══ DATA RECORDS

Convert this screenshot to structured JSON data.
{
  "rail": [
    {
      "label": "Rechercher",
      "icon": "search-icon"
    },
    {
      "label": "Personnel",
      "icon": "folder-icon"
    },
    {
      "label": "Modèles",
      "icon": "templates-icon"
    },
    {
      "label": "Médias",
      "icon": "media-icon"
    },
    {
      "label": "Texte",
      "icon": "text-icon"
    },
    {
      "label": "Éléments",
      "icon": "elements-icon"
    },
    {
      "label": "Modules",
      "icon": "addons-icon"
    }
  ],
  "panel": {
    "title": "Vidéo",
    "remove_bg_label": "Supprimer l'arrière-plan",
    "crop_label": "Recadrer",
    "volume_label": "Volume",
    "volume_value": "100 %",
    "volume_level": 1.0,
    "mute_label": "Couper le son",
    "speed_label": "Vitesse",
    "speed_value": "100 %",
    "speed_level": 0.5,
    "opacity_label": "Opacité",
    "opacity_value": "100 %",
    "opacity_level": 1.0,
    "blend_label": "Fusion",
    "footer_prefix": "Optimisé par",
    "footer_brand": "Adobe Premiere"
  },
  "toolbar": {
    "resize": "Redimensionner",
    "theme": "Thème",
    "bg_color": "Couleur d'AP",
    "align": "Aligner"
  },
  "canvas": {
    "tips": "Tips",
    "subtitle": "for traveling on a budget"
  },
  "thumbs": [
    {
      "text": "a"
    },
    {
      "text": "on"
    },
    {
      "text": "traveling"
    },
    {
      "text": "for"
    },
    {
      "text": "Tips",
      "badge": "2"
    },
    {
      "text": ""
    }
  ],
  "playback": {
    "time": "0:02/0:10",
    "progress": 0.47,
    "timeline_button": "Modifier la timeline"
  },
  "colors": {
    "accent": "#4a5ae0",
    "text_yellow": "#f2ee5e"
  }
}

════
══ DATA RECORDS

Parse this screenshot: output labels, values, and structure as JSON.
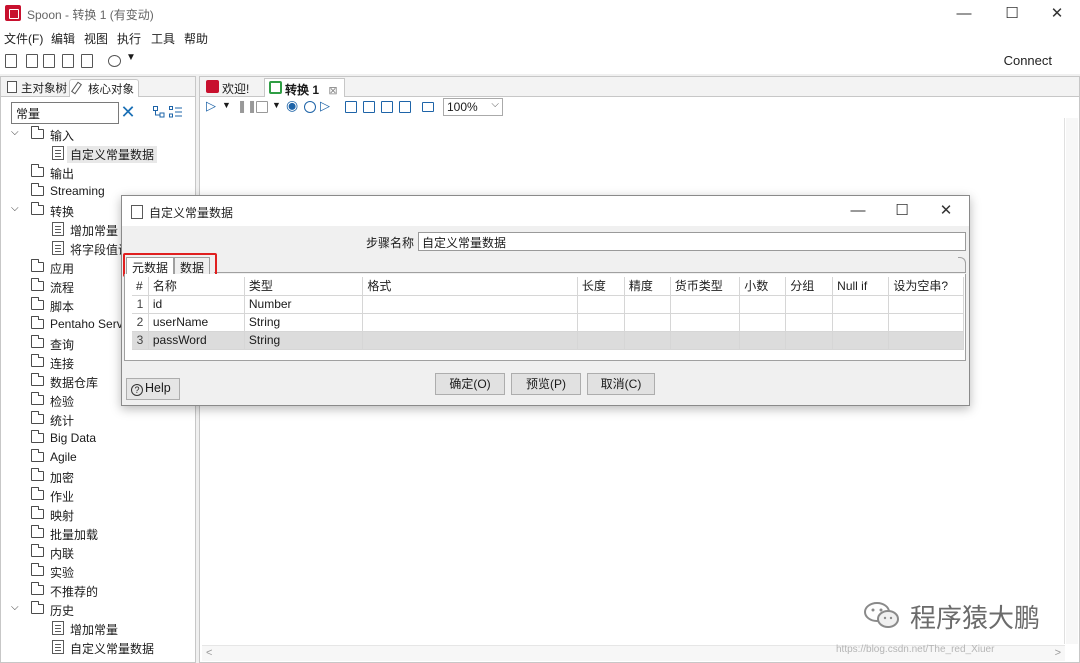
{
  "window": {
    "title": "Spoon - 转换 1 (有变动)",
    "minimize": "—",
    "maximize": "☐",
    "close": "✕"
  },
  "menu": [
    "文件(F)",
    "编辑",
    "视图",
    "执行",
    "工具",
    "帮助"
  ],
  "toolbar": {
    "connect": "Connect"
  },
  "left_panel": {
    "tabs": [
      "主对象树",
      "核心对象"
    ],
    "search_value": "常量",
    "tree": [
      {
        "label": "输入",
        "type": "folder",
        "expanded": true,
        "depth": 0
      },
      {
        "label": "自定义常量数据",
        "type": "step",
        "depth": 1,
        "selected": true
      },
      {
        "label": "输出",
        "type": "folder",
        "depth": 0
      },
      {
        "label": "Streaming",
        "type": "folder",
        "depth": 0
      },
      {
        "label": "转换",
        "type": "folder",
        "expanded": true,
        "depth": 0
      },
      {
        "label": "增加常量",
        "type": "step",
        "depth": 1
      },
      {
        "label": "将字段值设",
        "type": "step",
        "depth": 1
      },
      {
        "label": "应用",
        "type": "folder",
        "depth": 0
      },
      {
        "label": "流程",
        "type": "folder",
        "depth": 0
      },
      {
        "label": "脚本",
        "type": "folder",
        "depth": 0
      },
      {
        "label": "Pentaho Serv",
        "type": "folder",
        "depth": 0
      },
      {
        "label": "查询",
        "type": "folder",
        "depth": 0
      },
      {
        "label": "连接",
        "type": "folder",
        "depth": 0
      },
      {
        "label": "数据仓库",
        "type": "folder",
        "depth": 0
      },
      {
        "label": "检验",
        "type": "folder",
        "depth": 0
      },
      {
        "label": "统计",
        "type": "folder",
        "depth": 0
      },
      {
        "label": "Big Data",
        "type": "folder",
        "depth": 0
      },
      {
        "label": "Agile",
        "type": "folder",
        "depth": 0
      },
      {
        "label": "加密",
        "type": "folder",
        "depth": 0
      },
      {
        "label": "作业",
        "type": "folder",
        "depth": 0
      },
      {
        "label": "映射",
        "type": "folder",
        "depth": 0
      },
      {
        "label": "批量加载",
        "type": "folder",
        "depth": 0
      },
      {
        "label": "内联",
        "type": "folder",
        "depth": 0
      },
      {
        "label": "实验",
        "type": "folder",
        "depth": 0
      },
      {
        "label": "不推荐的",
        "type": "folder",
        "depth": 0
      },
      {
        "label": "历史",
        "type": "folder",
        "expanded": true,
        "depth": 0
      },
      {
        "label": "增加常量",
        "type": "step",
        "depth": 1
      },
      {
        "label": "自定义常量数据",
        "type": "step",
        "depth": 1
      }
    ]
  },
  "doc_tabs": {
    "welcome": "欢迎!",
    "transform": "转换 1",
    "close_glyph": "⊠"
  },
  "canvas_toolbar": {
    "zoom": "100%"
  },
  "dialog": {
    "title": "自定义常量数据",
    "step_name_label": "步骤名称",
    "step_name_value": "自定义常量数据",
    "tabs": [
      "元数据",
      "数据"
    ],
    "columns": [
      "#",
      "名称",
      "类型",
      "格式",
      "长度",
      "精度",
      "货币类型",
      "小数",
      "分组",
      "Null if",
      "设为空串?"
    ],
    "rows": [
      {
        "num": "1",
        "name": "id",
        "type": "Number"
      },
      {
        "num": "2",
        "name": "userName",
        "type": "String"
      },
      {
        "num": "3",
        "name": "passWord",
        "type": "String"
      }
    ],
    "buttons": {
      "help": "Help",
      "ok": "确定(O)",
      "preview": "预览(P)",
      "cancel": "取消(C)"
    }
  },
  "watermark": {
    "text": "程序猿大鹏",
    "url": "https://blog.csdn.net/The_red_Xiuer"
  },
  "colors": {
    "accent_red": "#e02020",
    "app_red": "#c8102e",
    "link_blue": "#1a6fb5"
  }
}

════

- STATED GOAL: Identify the lines of the data that contain the word "traveling". Copy each of them.

- OUTPUT BELOW:
    "subtitle": "for traveling on a budget"
      "text": "traveling"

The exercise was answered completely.